Record list =>

- - - -

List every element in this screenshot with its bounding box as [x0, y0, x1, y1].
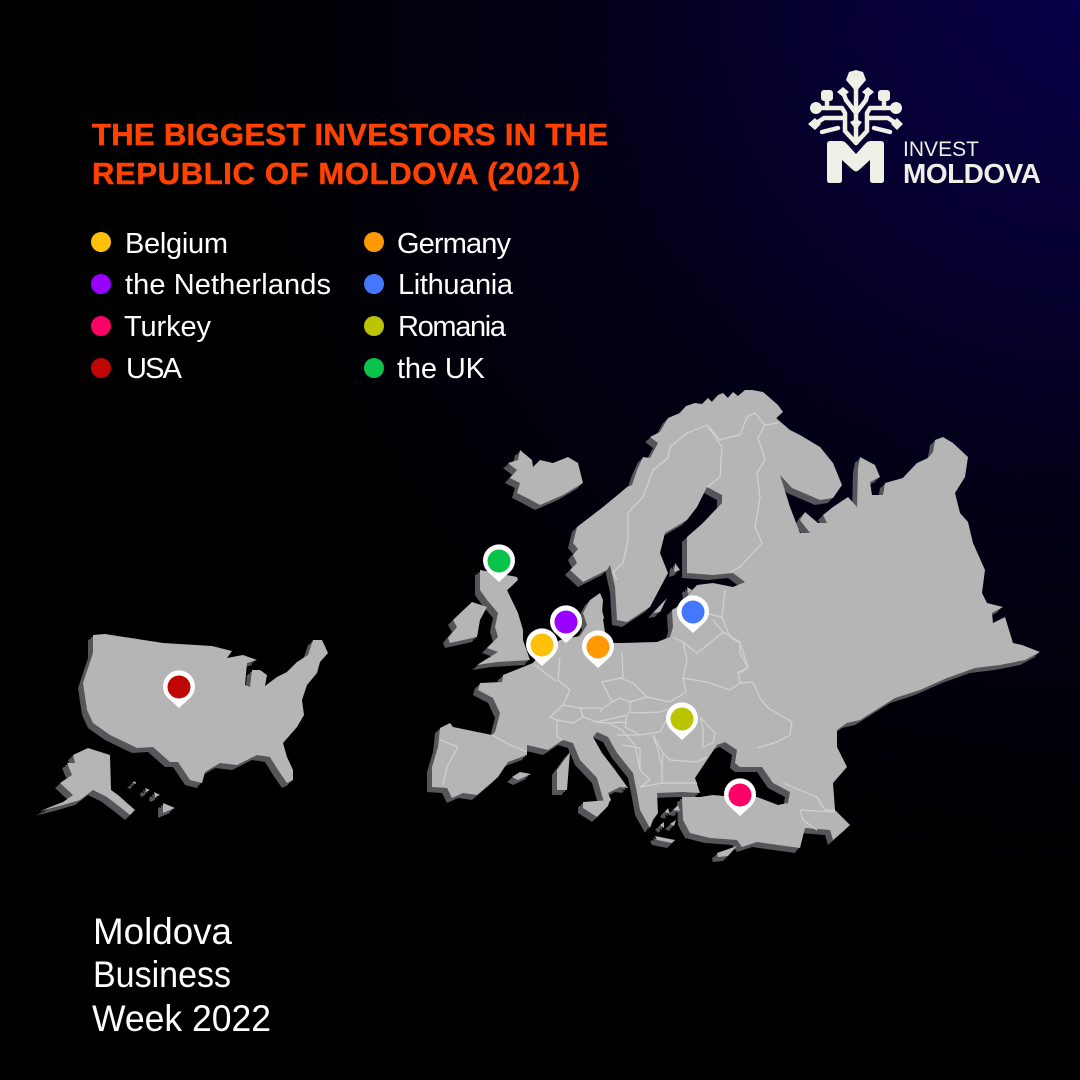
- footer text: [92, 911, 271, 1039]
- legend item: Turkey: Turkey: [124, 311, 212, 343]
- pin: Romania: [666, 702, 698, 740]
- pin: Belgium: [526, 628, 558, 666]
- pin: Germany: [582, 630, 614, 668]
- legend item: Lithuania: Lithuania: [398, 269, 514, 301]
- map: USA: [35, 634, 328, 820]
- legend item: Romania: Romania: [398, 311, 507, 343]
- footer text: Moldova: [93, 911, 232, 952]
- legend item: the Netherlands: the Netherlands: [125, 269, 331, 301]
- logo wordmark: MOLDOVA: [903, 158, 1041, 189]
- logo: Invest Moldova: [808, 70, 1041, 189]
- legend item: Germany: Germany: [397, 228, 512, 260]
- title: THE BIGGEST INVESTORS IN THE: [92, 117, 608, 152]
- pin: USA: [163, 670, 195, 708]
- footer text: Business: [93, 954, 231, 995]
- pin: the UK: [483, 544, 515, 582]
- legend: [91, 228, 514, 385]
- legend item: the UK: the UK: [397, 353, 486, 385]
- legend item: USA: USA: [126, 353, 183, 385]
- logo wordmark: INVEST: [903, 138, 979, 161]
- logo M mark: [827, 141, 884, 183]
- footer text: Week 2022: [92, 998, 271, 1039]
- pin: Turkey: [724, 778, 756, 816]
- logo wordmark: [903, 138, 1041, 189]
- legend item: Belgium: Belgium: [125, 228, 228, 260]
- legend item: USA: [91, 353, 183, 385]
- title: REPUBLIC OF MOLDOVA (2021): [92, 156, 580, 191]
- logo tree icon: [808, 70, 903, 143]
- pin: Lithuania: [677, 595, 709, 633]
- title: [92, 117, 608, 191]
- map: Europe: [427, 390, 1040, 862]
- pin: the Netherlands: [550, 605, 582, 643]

- - - -

Update all of the rows above by replacing "pin" with "marker" and leaving everything else unchanged. Leave the pictures out of your answer.

List every element in this screenshot with its bounding box as [x0, y0, x1, y1].
- footer text: [92, 911, 271, 1039]
- legend item: Turkey: Turkey: [124, 311, 212, 343]
- marker: Romania: [666, 702, 698, 740]
- marker: Belgium: [526, 628, 558, 666]
- marker: Germany: [582, 630, 614, 668]
- legend item: Lithuania: Lithuania: [398, 269, 514, 301]
- map: USA: [35, 634, 328, 820]
- legend item: Romania: Romania: [398, 311, 507, 343]
- footer text: Moldova: [93, 911, 232, 952]
- legend item: the Netherlands: the Netherlands: [125, 269, 331, 301]
- logo wordmark: MOLDOVA: [903, 158, 1041, 189]
- logo: Invest Moldova: [808, 70, 1041, 189]
- legend item: Germany: Germany: [397, 228, 512, 260]
- title: THE BIGGEST INVESTORS IN THE: [92, 117, 608, 152]
- marker: USA: [163, 670, 195, 708]
- footer text: Business: [93, 954, 231, 995]
- marker: the UK: [483, 544, 515, 582]
- legend: [91, 228, 514, 385]
- legend item: the UK: the UK: [397, 353, 486, 385]
- legend item: USA: USA: [126, 353, 183, 385]
- logo wordmark: INVEST: [903, 138, 979, 161]
- logo M mark: [827, 141, 884, 183]
- footer text: Week 2022: [92, 998, 271, 1039]
- marker: Turkey: [724, 778, 756, 816]
- logo wordmark: [903, 138, 1041, 189]
- legend item: Belgium: Belgium: [125, 228, 228, 260]
- legend item: USA: [91, 353, 183, 385]
- title: REPUBLIC OF MOLDOVA (2021): [92, 156, 580, 191]
- logo tree icon: [808, 70, 903, 143]
- marker: Lithuania: [677, 595, 709, 633]
- title: [92, 117, 608, 191]
- map: Europe: [427, 390, 1040, 862]
- marker: the Netherlands: [550, 605, 582, 643]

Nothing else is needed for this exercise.